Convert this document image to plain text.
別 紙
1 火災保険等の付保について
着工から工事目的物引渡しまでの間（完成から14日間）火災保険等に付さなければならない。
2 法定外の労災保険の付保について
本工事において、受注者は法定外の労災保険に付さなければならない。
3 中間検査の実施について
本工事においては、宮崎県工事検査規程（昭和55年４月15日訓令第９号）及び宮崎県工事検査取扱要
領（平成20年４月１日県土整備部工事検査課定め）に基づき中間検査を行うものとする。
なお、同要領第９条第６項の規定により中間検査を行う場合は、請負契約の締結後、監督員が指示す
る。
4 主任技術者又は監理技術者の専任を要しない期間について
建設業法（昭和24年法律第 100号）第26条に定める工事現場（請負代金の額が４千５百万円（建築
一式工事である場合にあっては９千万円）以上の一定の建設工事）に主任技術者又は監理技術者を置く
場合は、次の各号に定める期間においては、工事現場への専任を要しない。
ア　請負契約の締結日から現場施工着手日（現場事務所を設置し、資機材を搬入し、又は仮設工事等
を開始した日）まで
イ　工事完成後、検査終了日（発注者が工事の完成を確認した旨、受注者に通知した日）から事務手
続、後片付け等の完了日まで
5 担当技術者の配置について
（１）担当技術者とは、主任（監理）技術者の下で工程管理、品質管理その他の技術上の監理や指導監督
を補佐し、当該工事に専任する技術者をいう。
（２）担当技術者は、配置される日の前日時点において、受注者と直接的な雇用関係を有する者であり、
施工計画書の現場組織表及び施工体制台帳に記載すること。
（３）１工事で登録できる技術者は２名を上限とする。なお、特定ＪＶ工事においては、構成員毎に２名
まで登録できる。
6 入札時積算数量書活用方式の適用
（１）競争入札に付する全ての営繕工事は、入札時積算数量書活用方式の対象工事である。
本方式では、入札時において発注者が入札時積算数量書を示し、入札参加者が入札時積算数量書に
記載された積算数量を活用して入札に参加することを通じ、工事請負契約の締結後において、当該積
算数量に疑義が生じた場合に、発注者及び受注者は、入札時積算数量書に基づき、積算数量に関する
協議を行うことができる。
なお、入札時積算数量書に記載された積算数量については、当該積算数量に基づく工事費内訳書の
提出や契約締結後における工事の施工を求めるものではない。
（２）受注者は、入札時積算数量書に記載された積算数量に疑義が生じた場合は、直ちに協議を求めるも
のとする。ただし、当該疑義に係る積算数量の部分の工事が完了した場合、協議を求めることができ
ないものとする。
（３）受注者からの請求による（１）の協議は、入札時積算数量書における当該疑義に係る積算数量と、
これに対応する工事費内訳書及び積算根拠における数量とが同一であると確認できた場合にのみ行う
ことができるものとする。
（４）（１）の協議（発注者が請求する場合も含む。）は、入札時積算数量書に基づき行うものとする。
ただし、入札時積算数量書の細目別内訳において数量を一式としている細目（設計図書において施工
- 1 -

◆ **GOAL**: Repeat the entries above exactly, leaving nothing out.

◆ **RESPONSE TO THIS EXERCISE**:
Convert this document image to plain text.
別 紙
1 火災保険等の付保について
着工から工事目的物引渡しまでの間（完成から14日間）火災保険等に付さなければならない。
2 法定外の労災保険の付保について
本工事において、受注者は法定外の労災保険に付さなければならない。
3 中間検査の実施について
本工事においては、宮崎県工事検査規程（昭和55年４月15日訓令第９号）及び宮崎県工事検査取扱要
領（平成20年４月１日県土整備部工事検査課定め）に基づき中間検査を行うものとする。
なお、同要領第９条第６項の規定により中間検査を行う場合は、請負契約の締結後、監督員が指示す
る。
4 主任技術者又は監理技術者の専任を要しない期間について
建設業法（昭和24年法律第 100号）第26条に定める工事現場（請負代金の額が４千５百万円（建築
一式工事である場合にあっては９千万円）以上の一定の建設工事）に主任技術者又は監理技術者を置く
場合は、次の各号に定める期間においては、工事現場への専任を要しない。
ア　請負契約の締結日から現場施工着手日（現場事務所を設置し、資機材を搬入し、又は仮設工事等
を開始した日）まで
イ　工事完成後、検査終了日（発注者が工事の完成を確認した旨、受注者に通知した日）から事務手
続、後片付け等の完了日まで
5 担当技術者の配置について
（１）担当技術者とは、主任（監理）技術者の下で工程管理、品質管理その他の技術上の監理や指導監督
を補佐し、当該工事に専任する技術者をいう。
（２）担当技術者は、配置される日の前日時点において、受注者と直接的な雇用関係を有する者であり、
施工計画書の現場組織表及び施工体制台帳に記載すること。
（３）１工事で登録できる技術者は２名を上限とする。なお、特定ＪＶ工事においては、構成員毎に２名
まで登録できる。
6 入札時積算数量書活用方式の適用
（１）競争入札に付する全ての営繕工事は、入札時積算数量書活用方式の対象工事である。
本方式では、入札時において発注者が入札時積算数量書を示し、入札参加者が入札時積算数量書に
記載された積算数量を活用して入札に参加することを通じ、工事請負契約の締結後において、当該積
算数量に疑義が生じた場合に、発注者及び受注者は、入札時積算数量書に基づき、積算数量に関する
協議を行うことができる。
なお、入札時積算数量書に記載された積算数量については、当該積算数量に基づく工事費内訳書の
提出や契約締結後における工事の施工を求めるものではない。
（２）受注者は、入札時積算数量書に記載された積算数量に疑義が生じた場合は、直ちに協議を求めるも
のとする。ただし、当該疑義に係る積算数量の部分の工事が完了した場合、協議を求めることができ
ないものとする。
（３）受注者からの請求による（１）の協議は、入札時積算数量書における当該疑義に係る積算数量と、
これに対応する工事費内訳書及び積算根拠における数量とが同一であると確認できた場合にのみ行う
ことができるものとする。
（４）（１）の協議（発注者が請求する場合も含む。）は、入札時積算数量書に基づき行うものとする。
ただし、入札時積算数量書の細目別内訳において数量を一式としている細目（設計図書において施工
- 1 -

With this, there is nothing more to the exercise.